━━━━━ GIVEN DATA ━━━━━

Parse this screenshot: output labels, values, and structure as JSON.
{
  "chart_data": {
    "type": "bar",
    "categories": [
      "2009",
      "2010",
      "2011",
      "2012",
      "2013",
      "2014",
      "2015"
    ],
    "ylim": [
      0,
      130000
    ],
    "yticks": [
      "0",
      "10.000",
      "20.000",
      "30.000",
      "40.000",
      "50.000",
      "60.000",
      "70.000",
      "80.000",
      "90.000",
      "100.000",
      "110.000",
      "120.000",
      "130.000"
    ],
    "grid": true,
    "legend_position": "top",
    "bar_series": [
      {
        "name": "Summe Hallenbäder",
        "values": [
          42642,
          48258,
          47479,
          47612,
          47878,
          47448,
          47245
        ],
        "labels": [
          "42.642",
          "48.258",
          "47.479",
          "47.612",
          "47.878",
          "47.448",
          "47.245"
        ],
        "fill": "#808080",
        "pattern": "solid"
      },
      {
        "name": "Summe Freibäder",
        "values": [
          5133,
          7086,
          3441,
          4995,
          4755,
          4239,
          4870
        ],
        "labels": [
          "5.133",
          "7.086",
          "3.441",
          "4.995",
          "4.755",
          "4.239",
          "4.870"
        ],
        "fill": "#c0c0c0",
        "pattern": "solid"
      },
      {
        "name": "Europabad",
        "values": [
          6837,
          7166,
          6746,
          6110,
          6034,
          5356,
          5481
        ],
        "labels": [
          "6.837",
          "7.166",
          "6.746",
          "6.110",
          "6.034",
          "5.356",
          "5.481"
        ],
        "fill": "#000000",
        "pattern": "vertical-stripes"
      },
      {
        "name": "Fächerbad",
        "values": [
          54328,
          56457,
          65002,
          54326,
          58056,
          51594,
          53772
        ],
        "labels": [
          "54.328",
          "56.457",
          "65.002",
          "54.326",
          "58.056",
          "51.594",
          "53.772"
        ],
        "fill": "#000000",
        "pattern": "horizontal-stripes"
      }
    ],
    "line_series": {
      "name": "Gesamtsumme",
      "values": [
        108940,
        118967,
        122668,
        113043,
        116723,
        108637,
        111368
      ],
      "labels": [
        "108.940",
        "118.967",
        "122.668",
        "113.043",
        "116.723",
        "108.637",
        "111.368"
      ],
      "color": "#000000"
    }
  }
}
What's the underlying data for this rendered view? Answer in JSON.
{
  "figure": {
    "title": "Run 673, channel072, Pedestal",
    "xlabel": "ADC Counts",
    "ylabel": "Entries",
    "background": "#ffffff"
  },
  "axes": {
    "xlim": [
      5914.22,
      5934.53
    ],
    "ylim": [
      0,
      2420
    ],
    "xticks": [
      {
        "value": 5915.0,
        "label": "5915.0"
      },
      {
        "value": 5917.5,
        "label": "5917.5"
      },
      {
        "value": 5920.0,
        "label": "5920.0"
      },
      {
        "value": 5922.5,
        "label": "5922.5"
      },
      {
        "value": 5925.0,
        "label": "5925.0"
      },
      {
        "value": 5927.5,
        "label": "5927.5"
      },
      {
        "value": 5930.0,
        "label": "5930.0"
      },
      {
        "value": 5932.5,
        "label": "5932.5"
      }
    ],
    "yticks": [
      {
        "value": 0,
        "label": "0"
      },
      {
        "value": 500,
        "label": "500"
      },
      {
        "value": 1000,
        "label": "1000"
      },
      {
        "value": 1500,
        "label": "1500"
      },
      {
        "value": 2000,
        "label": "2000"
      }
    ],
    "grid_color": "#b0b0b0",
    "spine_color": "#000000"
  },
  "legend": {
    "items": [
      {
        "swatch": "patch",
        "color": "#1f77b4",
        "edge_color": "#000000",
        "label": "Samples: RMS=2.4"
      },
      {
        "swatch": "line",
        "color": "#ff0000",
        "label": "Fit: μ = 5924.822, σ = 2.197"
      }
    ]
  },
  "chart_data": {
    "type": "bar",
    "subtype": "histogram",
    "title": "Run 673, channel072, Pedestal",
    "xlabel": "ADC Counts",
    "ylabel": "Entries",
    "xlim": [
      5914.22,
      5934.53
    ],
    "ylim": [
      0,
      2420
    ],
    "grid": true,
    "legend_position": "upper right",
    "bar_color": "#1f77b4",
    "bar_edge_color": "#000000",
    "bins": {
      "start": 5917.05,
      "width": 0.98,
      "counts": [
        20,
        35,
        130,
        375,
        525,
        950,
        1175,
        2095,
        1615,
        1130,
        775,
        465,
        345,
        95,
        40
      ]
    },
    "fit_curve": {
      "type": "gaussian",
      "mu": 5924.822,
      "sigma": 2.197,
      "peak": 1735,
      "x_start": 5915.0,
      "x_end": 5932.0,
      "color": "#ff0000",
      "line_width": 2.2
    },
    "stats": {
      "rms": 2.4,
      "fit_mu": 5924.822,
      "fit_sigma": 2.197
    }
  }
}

━━━━━

### WHAT THE TASK ASKS
Look through the listing above. Pick out each line with "name" and copy it.

### EXERCISE ANSWER
        "name": "Summe Hallenbäder",
        "name": "Summe Freibäder",
        "name": "Europabad",
        "name": "Fächerbad",
      "name": "Gesamtsumme",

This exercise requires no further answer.